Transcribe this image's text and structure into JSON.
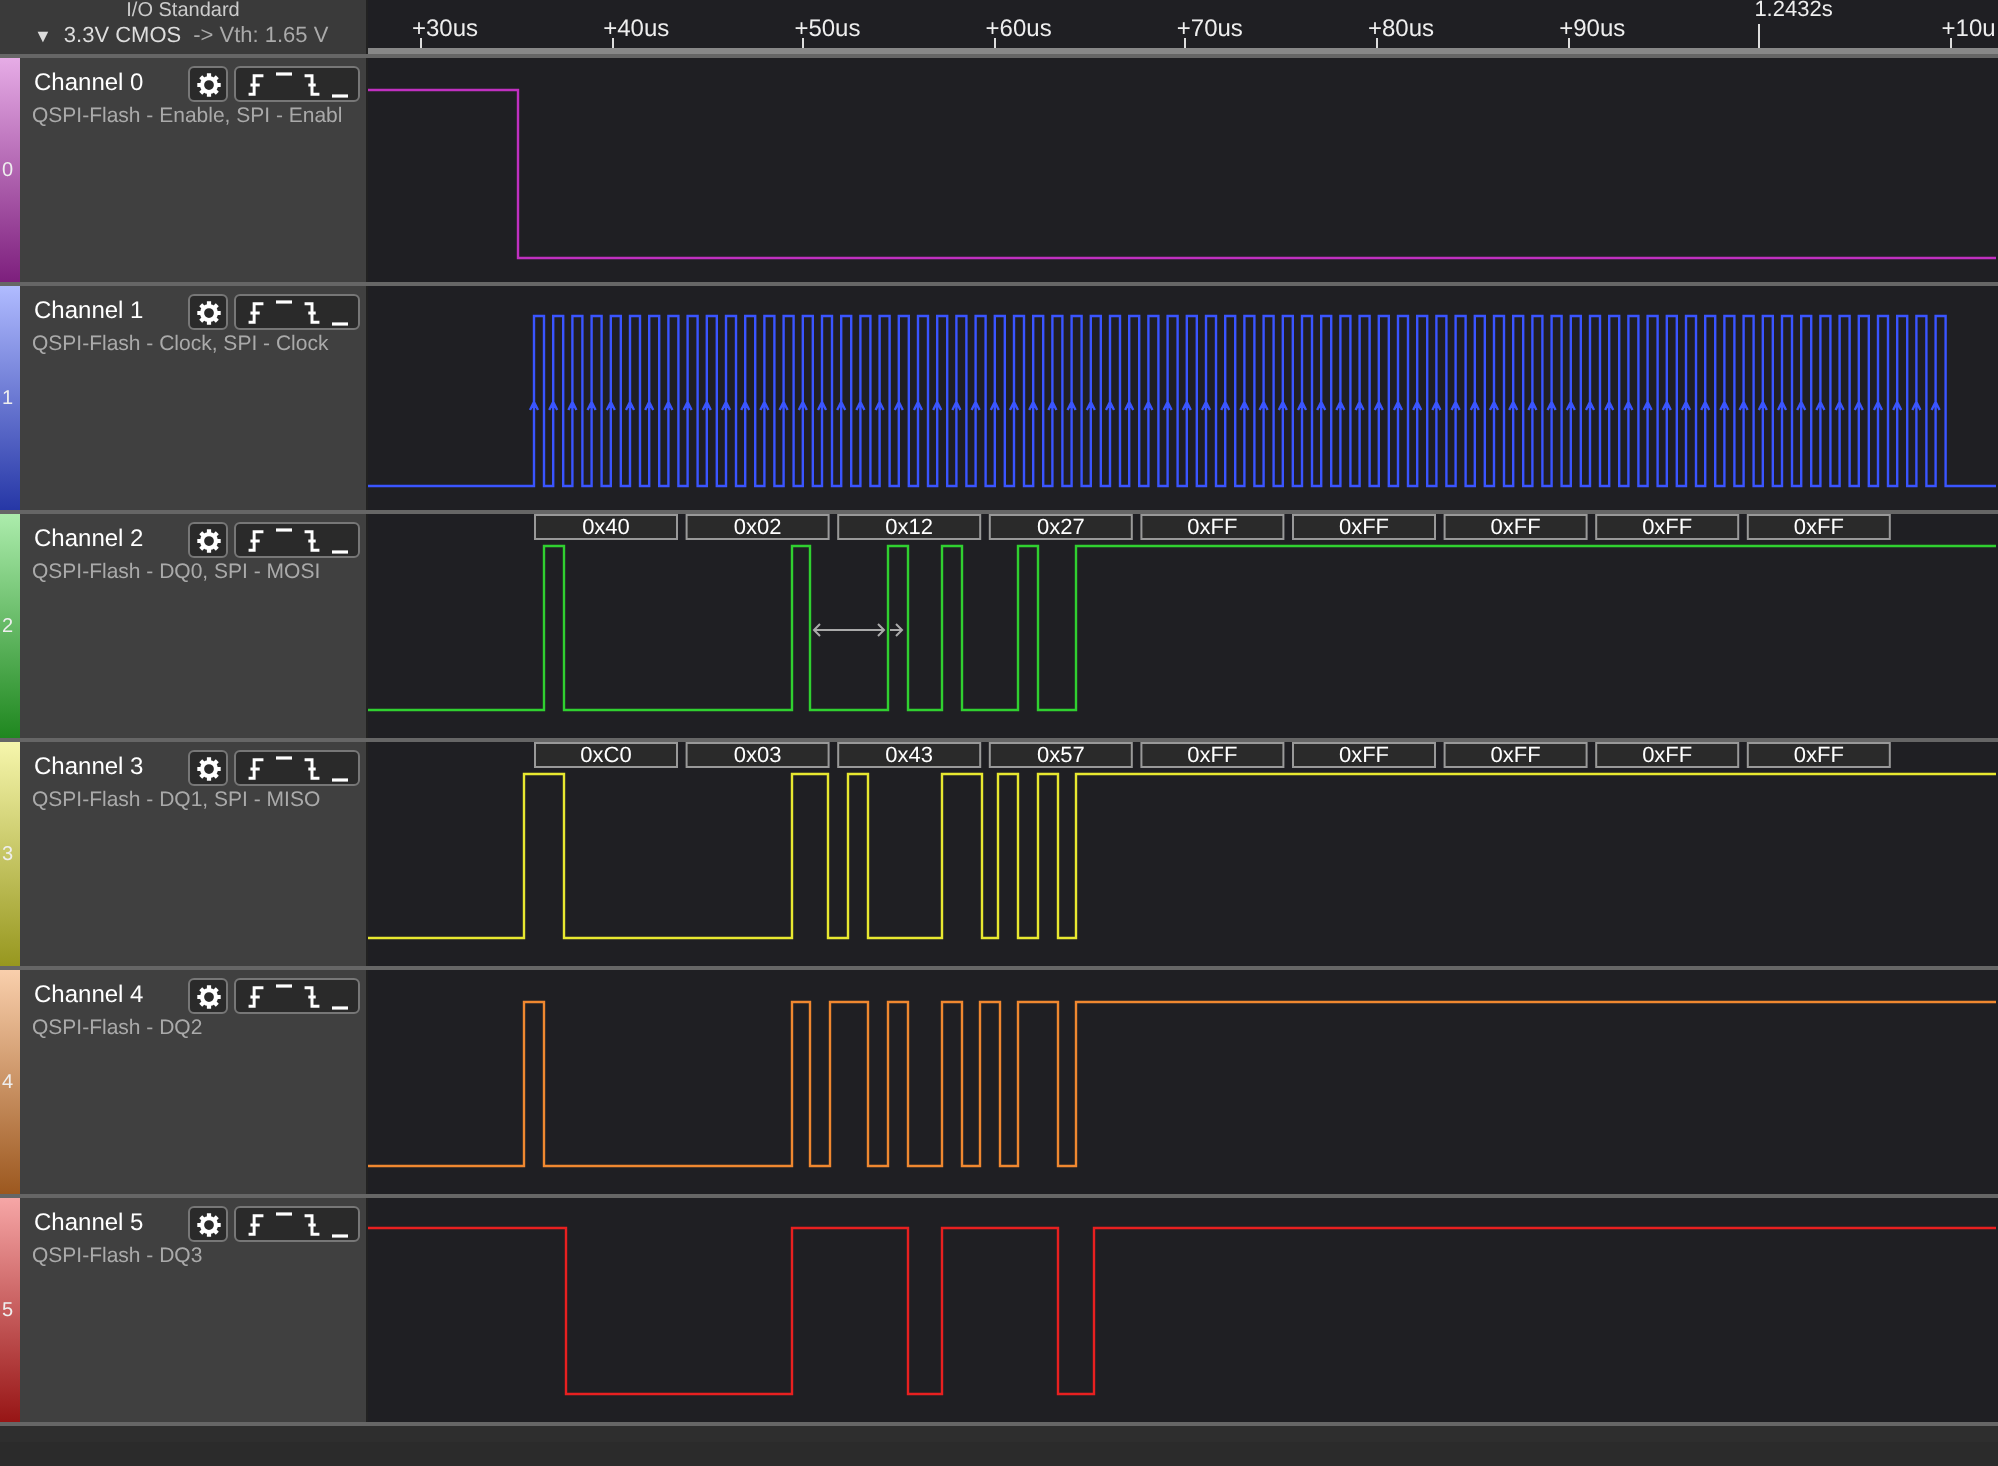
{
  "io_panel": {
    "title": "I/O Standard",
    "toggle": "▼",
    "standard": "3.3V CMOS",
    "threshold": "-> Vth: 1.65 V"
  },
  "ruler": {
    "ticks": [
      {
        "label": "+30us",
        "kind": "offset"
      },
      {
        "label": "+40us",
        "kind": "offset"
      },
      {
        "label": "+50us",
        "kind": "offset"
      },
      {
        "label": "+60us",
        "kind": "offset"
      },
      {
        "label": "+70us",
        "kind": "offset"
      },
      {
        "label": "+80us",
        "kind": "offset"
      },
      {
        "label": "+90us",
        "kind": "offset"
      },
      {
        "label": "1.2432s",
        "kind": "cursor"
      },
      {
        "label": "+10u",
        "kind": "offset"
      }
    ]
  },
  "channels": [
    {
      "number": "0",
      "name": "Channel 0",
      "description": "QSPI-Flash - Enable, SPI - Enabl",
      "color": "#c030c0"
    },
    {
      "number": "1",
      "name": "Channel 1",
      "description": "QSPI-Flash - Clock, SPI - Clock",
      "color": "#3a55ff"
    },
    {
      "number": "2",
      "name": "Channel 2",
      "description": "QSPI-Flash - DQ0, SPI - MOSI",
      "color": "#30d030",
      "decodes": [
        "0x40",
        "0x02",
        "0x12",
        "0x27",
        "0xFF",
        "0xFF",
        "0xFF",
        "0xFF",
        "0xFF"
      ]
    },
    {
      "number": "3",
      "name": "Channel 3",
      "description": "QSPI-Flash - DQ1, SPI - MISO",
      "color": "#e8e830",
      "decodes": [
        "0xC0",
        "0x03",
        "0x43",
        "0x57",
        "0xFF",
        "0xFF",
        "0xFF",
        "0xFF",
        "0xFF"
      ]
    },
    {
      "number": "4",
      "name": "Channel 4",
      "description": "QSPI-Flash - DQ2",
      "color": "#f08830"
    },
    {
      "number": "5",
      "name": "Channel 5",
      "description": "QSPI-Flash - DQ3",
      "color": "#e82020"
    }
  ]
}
----
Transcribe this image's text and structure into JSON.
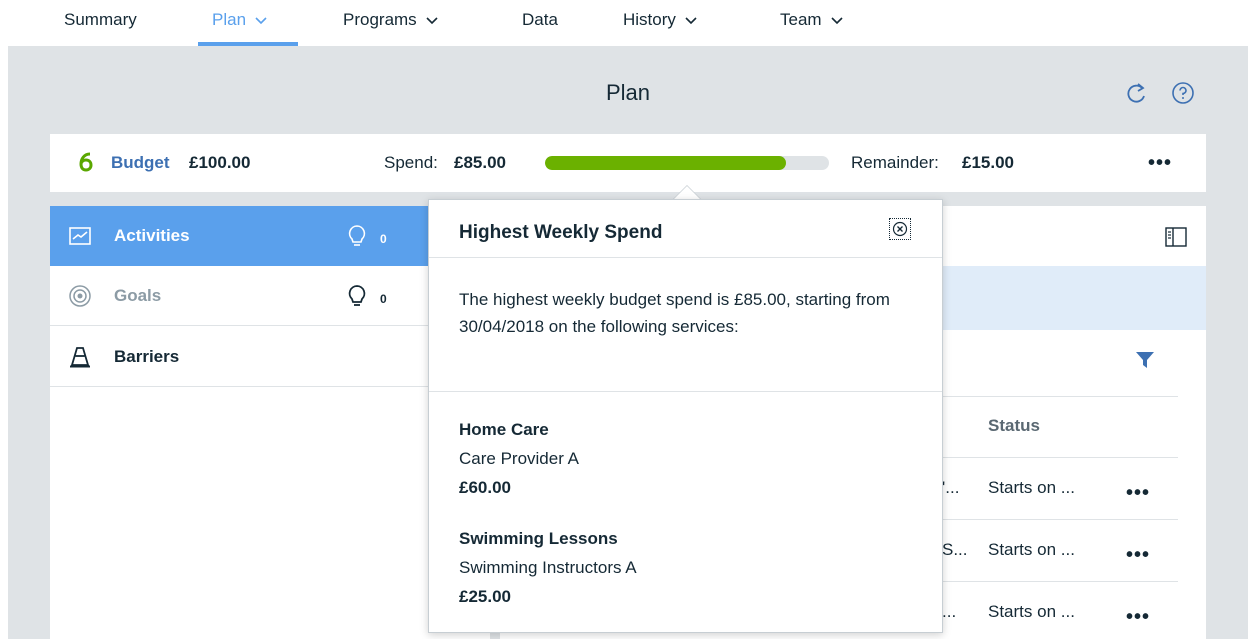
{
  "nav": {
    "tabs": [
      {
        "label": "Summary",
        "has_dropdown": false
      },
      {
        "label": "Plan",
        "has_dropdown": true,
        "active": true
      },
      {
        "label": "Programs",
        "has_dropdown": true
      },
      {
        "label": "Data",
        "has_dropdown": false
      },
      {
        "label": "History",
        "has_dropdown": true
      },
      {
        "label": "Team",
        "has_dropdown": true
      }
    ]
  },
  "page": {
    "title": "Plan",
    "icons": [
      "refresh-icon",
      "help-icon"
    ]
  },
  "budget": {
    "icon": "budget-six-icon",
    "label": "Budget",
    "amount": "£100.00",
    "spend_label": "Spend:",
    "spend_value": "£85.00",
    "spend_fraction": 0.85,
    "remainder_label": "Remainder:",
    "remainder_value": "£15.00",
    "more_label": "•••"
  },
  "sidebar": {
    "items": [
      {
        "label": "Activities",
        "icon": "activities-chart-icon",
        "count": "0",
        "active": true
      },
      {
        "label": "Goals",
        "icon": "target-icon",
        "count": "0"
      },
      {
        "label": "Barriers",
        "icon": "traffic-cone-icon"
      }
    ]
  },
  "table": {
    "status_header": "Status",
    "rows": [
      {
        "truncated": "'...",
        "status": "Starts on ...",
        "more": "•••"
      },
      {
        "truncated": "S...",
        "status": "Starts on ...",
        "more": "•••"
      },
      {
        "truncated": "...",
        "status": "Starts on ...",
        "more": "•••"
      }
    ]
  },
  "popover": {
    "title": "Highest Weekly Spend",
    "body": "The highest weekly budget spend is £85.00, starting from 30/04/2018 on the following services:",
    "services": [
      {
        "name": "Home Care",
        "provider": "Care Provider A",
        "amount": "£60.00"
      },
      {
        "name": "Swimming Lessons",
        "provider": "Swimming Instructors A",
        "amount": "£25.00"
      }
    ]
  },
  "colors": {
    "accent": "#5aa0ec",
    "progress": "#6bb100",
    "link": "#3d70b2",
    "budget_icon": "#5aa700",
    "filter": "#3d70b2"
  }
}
----
● **Task goal**
Each line holding the word "number" counts once; report the total and nothing else.

● **Exercise response**
6